WHAT YOU ARE ASKED TO DO: Write out each line in which the string "title" is present.

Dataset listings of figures
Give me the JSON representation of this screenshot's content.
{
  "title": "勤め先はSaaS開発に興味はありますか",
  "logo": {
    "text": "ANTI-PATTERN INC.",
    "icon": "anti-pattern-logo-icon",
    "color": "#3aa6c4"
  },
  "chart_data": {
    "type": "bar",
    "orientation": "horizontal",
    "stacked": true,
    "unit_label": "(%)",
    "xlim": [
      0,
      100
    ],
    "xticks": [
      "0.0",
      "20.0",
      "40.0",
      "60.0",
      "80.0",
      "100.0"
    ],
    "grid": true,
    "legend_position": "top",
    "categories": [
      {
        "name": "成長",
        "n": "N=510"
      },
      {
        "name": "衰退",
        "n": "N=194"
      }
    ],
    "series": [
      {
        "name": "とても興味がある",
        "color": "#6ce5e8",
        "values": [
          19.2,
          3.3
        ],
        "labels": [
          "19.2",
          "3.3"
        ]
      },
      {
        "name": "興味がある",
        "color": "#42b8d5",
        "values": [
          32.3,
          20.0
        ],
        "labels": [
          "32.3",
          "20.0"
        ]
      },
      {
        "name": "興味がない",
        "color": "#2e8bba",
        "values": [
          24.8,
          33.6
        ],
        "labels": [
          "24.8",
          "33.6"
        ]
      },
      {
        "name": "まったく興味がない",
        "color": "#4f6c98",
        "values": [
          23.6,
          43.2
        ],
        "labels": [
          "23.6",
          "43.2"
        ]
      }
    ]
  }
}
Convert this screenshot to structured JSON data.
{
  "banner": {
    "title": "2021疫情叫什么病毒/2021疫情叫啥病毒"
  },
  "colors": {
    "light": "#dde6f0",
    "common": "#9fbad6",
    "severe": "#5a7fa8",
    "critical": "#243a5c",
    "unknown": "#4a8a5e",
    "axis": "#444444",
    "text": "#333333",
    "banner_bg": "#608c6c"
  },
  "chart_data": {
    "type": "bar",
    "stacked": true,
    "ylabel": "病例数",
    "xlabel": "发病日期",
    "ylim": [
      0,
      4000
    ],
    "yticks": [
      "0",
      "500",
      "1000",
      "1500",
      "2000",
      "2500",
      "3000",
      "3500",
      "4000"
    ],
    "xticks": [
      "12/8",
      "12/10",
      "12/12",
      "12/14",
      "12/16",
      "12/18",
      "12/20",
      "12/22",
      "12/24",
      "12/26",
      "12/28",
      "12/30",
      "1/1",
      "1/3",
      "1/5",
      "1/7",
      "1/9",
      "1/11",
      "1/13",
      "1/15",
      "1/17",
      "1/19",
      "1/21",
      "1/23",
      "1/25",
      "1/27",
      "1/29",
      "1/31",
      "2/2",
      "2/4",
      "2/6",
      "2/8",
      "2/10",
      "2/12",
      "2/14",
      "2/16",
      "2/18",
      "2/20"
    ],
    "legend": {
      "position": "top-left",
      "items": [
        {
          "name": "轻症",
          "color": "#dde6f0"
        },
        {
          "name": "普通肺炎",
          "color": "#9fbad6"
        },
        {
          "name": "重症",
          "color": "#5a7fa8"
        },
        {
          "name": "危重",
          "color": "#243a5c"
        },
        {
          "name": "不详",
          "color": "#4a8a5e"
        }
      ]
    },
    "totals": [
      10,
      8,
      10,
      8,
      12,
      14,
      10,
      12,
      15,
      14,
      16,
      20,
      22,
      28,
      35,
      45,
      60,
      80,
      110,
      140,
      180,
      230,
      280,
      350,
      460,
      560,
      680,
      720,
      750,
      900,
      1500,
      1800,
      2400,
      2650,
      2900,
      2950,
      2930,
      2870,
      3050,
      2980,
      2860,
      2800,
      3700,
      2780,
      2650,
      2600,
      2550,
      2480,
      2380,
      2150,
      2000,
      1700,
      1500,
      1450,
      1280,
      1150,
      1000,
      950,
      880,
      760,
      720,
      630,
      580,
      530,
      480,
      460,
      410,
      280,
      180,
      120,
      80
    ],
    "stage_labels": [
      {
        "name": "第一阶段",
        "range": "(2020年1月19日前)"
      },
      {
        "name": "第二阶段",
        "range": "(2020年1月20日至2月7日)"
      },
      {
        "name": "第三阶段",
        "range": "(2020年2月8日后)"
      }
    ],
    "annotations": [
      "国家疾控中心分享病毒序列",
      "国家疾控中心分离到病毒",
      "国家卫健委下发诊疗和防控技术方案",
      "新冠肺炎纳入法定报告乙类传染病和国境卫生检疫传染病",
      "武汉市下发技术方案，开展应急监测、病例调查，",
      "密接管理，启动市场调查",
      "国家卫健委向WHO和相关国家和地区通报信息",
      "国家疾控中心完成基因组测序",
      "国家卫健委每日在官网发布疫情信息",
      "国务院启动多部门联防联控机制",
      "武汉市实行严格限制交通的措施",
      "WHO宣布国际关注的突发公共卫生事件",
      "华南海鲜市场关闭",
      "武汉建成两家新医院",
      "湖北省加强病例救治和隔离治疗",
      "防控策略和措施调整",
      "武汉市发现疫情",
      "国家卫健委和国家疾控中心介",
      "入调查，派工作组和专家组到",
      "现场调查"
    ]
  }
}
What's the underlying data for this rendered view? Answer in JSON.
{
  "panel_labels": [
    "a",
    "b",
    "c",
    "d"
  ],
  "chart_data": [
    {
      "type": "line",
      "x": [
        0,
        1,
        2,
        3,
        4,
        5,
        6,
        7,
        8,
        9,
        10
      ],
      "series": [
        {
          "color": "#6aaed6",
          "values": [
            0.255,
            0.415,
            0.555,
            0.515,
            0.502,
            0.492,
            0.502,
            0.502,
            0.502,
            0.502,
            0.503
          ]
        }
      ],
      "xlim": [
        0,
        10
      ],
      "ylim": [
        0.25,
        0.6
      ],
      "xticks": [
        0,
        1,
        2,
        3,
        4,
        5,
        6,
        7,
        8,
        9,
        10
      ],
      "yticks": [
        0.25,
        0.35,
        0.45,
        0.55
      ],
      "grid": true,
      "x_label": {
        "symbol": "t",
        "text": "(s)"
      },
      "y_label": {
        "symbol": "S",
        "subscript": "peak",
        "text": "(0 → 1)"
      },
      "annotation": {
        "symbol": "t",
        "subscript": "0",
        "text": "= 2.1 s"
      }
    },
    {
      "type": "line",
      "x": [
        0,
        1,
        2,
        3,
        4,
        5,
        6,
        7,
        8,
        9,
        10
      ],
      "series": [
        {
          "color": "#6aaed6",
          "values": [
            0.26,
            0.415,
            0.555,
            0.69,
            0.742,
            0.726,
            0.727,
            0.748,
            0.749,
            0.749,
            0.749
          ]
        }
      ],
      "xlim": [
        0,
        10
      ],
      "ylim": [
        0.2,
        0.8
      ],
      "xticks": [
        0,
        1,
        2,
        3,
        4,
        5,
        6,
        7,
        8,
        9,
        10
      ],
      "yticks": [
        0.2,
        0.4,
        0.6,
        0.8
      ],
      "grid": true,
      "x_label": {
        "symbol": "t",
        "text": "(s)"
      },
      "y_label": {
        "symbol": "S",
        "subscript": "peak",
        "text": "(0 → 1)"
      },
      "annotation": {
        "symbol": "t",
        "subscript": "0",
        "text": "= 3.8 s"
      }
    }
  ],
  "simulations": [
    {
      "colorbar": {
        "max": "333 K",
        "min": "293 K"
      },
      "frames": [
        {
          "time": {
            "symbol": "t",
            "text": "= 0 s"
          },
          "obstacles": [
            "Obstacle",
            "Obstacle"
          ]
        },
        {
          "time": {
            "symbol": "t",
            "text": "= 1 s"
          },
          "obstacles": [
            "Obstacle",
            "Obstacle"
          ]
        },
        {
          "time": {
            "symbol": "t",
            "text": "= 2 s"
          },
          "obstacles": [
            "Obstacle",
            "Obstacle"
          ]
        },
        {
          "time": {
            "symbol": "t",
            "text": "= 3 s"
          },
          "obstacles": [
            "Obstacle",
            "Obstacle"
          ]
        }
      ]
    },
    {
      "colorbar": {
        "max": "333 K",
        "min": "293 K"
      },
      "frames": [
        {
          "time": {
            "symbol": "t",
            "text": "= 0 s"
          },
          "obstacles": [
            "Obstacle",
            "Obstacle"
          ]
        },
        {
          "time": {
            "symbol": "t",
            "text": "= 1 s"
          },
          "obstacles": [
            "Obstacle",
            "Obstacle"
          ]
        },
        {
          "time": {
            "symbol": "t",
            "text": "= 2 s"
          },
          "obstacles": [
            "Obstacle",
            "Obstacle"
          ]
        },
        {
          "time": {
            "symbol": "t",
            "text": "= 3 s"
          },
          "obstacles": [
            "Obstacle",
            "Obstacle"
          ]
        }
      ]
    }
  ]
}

FINAL RESULT:
  "title": "勤め先はSaaS開発に興味はありますか",
    "title": "2021疫情叫什么病毒/2021疫情叫啥病毒"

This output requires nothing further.